[start]

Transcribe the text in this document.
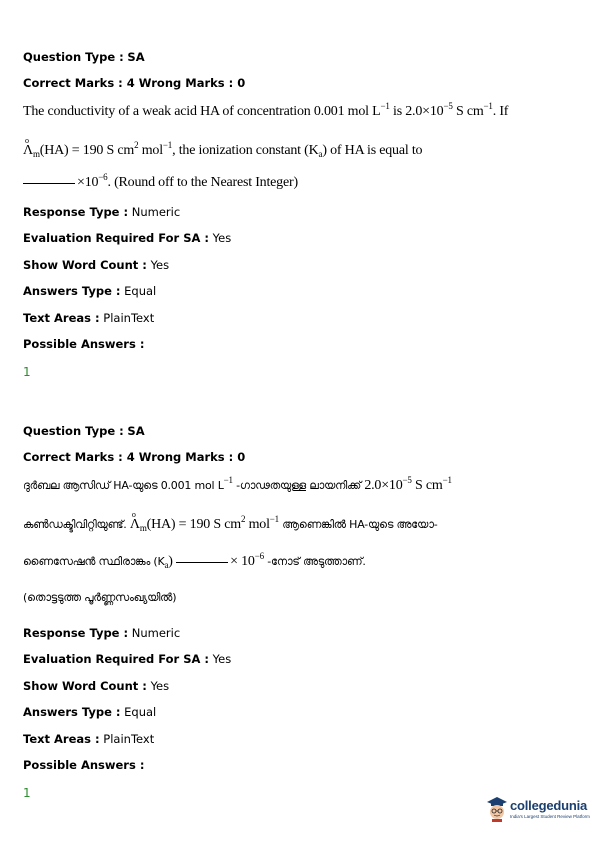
Question Type : SA
Correct Marks : 4 Wrong Marks : 0
The conductivity of a weak acid HA of concentration 0.001 mol $L^{-1}$ is $2.0\times 10^{-5}$ S $cm^{-1}$. If
o
$\Lambda_m(HA) = 190$ S $cm^2$ mol$^{-1}$, the ionization constant $(K_a)$ of HA is equal to
$\times 10^{-6}$. (Round off to the Nearest Integer)
Response Type : Numeric
Evaluation Required For SA : Yes
Show Word Count : Yes
Answers Type : Equal
Text Areas : PlainText
Possible Answers :
1
Question Type : SA
Correct Marks : 4 Wrong Marks : 0
ദുർബല ആസിഡ് HA-യുടെ 0.001 mol $L^{-1}$ -ഗാഢതയുള്ള ലായനിക്ക് $2.0\times 10^{-5}$ S $cm^{-1}$
കൺഡക്ടിവിറ്റിയുണ്ട്.
o
$\Lambda_m(HA) = 190$ S $cm^2$ mol$^{-1}$ ആണെങ്കിൽ HA-യുടെ അയോ-
ണൈസേഷൻ സ്ഥിരാങ്കം $(K_a)$	× $10^{-6}$ -നോട് അടുത്താണ്.
(തൊട്ടടുത്ത പൂർണ്ണസംഖ്യയിൽ)
Response Type : Numeric
Evaluation Required For SA : Yes
Show Word Count : Yes
Answers Type : Equal
Text Areas : PlainText
Possible Answers :
1
collegedunia
India's Largest Student Review Platform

[end]

» **Exercise goal**
Copy the material exactly. Do not include the pictures.

» **Exercise output**
Transcribe the text in this document.
Question Type : SA
Correct Marks : 4 Wrong Marks : 0
The conductivity of a weak acid HA of concentration 0.001 mol $L^{-1}$ is $2.0\times 10^{-5}$ S $cm^{-1}$. If
o
$\Lambda_m(HA) = 190$ S $cm^2$ mol$^{-1}$, the ionization constant $(K_a)$ of HA is equal to
$\times 10^{-6}$. (Round off to the Nearest Integer)
Response Type : Numeric
Evaluation Required For SA : Yes
Show Word Count : Yes
Answers Type : Equal
Text Areas : PlainText
Possible Answers :
1
Question Type : SA
Correct Marks : 4 Wrong Marks : 0
ദുർബല ആസിഡ് HA-യുടെ 0.001 mol $L^{-1}$ -ഗാഢതയുള്ള ലായനിക്ക് $2.0\times 10^{-5}$ S $cm^{-1}$
കൺഡക്ടിവിറ്റിയുണ്ട്.
o
$\Lambda_m(HA) = 190$ S $cm^2$ mol$^{-1}$ ആണെങ്കിൽ HA-യുടെ അയോ-
ണൈസേഷൻ സ്ഥിരാങ്കം $(K_a)$	× $10^{-6}$ -നോട് അടുത്താണ്.
(തൊട്ടടുത്ത പൂർണ്ണസംഖ്യയിൽ)
Response Type : Numeric
Evaluation Required For SA : Yes
Show Word Count : Yes
Answers Type : Equal
Text Areas : PlainText
Possible Answers :
1
collegedunia
India's Largest Student Review Platform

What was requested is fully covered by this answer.